Exercise: Filter these entries, keeping only lines that hold the word "JSON".

═══

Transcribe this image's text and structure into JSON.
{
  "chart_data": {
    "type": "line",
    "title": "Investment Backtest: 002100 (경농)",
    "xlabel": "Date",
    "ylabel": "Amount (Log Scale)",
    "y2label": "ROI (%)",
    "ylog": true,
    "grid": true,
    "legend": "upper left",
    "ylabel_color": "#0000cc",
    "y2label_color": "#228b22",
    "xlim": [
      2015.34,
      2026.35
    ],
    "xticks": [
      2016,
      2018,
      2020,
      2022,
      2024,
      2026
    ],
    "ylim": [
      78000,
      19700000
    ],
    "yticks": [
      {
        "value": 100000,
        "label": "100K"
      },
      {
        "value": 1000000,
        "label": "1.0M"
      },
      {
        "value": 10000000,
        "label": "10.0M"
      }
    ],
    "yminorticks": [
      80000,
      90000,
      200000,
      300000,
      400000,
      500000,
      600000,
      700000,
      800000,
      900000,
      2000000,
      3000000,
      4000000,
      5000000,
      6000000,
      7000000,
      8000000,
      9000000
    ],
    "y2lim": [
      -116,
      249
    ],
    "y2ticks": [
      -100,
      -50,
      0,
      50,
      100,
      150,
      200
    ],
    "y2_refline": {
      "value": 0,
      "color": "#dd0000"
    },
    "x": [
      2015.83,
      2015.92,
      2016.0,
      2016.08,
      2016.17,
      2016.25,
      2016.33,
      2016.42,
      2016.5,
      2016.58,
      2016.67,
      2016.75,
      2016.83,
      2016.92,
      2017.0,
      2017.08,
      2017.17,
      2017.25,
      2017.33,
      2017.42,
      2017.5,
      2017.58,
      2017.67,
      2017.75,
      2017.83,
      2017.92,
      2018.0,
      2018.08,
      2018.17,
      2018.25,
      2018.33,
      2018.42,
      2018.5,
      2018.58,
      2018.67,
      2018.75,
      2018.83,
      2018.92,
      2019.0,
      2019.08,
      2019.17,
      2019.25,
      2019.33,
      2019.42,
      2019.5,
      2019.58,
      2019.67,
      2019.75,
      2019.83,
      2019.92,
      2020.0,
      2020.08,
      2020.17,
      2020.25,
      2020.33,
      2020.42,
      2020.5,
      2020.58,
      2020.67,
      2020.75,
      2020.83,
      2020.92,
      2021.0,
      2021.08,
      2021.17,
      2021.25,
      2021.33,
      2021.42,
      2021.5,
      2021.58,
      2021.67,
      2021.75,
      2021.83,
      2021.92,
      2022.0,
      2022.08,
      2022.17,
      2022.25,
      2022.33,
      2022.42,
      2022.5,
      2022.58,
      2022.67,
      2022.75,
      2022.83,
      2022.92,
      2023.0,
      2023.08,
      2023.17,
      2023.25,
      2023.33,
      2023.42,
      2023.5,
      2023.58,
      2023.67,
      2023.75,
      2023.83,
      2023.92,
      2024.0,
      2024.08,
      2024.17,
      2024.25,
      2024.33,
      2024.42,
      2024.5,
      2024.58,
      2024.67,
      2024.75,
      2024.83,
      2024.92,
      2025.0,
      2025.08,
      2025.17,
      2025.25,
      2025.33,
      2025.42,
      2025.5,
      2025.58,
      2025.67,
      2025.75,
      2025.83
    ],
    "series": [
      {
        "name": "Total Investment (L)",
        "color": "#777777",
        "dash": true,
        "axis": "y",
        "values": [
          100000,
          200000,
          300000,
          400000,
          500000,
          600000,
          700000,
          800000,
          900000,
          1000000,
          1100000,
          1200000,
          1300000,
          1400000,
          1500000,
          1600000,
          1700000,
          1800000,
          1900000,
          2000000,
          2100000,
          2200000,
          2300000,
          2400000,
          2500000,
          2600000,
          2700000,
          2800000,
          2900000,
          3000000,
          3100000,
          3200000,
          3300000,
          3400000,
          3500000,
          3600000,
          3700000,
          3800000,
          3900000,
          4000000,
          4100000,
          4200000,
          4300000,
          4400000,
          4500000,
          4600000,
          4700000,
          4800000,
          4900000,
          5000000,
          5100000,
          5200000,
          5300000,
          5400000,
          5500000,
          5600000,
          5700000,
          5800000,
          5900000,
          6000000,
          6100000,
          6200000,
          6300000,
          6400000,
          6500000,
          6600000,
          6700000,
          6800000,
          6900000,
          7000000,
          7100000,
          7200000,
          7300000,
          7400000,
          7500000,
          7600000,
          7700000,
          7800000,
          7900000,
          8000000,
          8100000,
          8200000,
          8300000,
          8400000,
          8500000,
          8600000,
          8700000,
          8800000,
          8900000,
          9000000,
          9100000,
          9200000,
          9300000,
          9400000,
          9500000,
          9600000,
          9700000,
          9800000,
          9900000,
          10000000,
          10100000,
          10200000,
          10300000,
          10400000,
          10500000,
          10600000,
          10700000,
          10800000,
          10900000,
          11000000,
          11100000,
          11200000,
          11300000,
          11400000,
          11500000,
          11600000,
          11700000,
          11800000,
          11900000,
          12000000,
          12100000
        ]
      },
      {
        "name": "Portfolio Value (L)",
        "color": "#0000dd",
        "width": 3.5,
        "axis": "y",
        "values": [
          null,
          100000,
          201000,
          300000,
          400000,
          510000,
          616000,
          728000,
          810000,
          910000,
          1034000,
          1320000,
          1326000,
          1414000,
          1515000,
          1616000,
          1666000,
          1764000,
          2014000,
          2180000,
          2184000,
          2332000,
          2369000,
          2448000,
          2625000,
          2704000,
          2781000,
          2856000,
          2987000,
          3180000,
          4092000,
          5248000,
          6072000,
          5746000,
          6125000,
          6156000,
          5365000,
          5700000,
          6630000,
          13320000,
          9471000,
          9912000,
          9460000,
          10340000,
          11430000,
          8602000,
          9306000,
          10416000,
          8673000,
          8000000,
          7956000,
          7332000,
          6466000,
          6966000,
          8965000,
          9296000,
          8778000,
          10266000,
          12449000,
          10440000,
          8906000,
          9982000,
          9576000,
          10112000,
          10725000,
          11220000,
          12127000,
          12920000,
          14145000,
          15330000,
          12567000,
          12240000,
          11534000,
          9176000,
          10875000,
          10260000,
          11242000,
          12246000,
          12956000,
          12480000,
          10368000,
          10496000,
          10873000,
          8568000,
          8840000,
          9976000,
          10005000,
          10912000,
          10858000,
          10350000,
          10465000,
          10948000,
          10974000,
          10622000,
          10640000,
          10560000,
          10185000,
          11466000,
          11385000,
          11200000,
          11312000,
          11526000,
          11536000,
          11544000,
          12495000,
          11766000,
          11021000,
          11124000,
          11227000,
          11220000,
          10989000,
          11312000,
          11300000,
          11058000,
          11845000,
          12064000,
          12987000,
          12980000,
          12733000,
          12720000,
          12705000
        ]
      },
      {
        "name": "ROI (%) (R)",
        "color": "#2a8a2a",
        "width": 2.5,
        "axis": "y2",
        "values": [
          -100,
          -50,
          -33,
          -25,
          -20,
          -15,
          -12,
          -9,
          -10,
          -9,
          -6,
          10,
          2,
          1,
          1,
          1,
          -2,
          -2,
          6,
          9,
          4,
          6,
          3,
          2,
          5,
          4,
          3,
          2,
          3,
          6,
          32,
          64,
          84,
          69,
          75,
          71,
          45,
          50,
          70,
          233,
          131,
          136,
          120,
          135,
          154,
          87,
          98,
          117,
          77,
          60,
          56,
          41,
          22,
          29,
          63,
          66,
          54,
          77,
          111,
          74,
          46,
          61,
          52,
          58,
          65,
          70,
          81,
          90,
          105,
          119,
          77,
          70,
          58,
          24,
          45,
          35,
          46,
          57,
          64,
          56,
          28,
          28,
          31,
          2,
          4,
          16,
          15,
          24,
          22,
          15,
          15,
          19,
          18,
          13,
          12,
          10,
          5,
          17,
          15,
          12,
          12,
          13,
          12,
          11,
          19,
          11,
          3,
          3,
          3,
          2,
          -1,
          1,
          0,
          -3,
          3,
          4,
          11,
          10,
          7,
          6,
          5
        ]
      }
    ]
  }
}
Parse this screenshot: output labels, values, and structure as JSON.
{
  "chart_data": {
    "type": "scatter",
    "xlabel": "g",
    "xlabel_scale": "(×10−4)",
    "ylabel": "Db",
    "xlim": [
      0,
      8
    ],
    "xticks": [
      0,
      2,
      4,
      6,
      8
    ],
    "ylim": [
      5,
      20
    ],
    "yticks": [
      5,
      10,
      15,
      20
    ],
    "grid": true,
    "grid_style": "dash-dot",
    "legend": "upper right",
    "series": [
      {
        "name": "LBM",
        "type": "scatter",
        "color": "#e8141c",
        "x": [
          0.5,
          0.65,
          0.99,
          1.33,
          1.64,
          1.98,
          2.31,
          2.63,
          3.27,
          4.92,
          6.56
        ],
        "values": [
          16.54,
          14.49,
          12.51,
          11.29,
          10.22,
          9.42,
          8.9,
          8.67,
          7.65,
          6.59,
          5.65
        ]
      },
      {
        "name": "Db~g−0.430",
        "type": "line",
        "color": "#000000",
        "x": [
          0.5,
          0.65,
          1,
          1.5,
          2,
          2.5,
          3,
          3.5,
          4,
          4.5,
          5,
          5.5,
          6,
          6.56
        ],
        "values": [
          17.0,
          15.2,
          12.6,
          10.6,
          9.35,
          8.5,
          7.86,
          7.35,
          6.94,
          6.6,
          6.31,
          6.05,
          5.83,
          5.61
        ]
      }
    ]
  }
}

═══

Output of the task:
Transcribe this image's text and structure into JSON.
Parse this screenshot: output labels, values, and structure as JSON.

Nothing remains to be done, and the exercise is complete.